Write the count of lines that contain the word "options" and nothing else.
════
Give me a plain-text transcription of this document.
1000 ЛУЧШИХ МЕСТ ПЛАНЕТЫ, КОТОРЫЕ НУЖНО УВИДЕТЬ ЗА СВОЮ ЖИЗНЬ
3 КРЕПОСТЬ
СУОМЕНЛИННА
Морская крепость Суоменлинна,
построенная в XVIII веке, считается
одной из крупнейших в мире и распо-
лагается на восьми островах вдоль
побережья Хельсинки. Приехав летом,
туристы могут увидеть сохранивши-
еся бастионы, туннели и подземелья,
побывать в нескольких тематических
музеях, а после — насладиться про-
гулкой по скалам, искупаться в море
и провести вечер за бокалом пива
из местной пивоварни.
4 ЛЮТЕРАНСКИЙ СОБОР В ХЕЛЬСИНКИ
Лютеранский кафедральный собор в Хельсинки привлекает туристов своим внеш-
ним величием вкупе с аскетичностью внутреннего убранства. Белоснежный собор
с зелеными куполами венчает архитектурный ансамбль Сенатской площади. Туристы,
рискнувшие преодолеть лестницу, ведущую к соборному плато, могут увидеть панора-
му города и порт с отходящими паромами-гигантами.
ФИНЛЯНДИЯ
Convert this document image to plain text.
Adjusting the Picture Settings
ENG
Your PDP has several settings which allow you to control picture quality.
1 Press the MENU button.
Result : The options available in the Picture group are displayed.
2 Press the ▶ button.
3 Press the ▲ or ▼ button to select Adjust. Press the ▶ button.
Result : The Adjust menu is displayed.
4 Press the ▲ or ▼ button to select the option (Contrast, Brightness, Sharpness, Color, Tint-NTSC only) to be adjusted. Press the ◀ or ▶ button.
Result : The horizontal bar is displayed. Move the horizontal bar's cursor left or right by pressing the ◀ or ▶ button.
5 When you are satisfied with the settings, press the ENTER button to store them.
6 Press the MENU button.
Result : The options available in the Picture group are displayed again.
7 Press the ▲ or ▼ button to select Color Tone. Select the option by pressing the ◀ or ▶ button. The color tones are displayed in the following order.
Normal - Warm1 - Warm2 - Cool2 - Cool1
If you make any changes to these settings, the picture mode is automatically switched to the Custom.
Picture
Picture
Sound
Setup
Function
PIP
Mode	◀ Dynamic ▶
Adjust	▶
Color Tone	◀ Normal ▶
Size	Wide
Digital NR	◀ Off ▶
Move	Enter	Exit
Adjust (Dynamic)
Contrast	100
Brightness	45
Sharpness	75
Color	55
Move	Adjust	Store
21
════
[TASK SOLUTION] 2